> Dataset content

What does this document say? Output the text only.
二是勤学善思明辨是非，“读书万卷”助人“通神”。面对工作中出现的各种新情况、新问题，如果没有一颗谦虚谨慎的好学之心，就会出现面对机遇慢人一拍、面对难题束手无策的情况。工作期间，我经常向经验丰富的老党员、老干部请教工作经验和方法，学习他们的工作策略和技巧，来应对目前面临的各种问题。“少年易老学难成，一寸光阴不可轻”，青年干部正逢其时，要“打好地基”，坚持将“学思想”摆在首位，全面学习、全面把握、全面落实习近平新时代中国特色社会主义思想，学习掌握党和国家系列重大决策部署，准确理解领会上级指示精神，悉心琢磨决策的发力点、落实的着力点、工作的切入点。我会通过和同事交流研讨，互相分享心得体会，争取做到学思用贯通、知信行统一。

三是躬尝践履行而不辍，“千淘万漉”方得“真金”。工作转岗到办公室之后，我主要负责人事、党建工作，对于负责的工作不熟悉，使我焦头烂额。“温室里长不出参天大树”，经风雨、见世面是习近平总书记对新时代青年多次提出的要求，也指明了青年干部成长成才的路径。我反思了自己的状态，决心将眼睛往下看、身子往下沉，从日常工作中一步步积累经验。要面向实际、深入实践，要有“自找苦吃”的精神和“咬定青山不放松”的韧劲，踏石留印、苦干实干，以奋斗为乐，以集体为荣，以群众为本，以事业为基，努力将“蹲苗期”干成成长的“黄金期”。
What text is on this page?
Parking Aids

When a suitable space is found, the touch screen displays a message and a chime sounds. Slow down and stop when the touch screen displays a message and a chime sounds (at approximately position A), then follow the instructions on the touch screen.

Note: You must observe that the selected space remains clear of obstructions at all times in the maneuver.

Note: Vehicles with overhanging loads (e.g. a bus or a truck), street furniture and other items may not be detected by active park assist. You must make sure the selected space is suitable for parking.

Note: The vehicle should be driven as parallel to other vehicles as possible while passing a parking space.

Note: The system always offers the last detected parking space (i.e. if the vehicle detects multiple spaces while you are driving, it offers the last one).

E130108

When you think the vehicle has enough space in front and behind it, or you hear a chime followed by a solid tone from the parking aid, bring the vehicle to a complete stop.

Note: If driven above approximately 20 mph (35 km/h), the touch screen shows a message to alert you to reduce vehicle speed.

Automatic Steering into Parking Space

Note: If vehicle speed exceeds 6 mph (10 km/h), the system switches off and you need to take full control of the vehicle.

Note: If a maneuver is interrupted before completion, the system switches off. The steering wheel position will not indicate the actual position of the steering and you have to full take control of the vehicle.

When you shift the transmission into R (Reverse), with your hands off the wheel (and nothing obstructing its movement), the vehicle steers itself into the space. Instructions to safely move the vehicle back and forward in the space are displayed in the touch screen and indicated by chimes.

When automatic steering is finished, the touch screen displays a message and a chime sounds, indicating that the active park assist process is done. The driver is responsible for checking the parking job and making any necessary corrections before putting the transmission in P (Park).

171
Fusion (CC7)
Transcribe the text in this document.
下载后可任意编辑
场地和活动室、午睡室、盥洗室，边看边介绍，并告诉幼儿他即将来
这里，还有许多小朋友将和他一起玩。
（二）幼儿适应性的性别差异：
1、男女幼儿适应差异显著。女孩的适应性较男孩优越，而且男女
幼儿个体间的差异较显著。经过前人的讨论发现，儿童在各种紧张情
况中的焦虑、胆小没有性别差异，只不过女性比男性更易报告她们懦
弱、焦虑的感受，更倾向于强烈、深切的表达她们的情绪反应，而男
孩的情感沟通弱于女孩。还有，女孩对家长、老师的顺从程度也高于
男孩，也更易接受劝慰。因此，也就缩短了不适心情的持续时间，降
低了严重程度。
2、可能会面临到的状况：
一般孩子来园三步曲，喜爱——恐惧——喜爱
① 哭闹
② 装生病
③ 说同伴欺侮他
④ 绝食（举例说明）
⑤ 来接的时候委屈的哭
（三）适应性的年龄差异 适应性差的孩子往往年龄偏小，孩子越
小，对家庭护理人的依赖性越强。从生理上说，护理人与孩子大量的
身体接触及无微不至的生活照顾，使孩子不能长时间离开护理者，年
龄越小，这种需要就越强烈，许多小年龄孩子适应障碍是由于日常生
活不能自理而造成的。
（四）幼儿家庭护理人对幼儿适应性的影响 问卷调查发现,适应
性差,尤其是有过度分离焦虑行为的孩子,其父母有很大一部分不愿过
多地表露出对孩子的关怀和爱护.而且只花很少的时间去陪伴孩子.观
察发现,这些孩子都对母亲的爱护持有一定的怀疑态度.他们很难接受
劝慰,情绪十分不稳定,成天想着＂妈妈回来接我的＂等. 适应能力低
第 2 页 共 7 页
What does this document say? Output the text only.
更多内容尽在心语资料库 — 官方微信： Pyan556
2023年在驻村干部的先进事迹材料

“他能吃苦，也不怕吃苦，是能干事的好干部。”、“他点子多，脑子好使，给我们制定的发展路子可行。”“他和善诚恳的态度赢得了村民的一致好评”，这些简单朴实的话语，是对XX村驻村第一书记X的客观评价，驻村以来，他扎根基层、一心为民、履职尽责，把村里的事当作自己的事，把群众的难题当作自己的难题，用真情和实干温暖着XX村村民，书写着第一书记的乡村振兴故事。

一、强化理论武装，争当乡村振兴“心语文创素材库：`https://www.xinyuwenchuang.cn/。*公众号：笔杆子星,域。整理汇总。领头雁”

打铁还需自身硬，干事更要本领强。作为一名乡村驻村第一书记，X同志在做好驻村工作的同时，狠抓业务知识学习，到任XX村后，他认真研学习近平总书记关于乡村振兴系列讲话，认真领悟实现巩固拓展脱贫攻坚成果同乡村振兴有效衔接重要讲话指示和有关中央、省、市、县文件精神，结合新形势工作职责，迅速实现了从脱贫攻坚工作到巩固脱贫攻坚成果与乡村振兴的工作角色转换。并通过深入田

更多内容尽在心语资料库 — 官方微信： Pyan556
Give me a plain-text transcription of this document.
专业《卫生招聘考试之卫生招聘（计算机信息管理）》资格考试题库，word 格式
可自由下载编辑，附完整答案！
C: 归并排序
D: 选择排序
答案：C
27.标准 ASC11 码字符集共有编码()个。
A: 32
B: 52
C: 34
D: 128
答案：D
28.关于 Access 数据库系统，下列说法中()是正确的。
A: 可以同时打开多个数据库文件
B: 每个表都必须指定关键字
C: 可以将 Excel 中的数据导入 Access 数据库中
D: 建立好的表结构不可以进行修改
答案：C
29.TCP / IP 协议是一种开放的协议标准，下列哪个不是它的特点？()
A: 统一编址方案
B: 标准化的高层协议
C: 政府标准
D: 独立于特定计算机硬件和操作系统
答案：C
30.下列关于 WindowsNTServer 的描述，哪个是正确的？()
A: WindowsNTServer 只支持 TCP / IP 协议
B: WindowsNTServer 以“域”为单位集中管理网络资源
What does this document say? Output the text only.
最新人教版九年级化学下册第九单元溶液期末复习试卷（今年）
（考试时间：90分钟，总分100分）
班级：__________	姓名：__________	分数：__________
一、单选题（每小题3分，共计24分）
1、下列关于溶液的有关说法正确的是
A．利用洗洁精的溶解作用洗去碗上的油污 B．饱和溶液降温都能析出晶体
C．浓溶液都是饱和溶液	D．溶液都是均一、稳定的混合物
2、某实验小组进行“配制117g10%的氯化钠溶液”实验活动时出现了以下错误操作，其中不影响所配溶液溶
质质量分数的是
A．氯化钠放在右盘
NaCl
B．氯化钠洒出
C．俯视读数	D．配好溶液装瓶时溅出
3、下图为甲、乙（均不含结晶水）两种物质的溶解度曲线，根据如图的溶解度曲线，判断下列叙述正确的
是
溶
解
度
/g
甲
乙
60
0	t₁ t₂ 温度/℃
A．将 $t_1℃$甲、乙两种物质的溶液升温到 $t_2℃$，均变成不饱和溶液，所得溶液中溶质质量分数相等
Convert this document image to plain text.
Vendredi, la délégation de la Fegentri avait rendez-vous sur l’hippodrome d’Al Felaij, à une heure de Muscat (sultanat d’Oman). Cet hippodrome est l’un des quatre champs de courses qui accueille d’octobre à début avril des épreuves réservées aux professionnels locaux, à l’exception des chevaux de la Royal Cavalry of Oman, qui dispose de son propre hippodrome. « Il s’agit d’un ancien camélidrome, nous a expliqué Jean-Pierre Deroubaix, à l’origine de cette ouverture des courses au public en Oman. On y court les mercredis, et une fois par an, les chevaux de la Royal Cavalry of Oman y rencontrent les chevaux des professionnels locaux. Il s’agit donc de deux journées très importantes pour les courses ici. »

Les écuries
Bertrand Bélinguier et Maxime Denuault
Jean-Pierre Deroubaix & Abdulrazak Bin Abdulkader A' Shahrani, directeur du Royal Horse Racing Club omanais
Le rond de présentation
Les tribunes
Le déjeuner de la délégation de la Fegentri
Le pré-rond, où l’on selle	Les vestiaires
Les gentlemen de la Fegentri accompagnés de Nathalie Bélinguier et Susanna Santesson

> Written exercise
Gather each line in the entries above where the string "detected" is found.

> Problem solution
Note: Vehicles with overhanging loads (e.g. a bus or a truck), street furniture and other items may not be detected by active park assist. You must make sure the selected space is suitable for parking.
Note: The system always offers the last detected parking space (i.e. if the vehicle detects multiple spaces while you are driving, it offers the last one).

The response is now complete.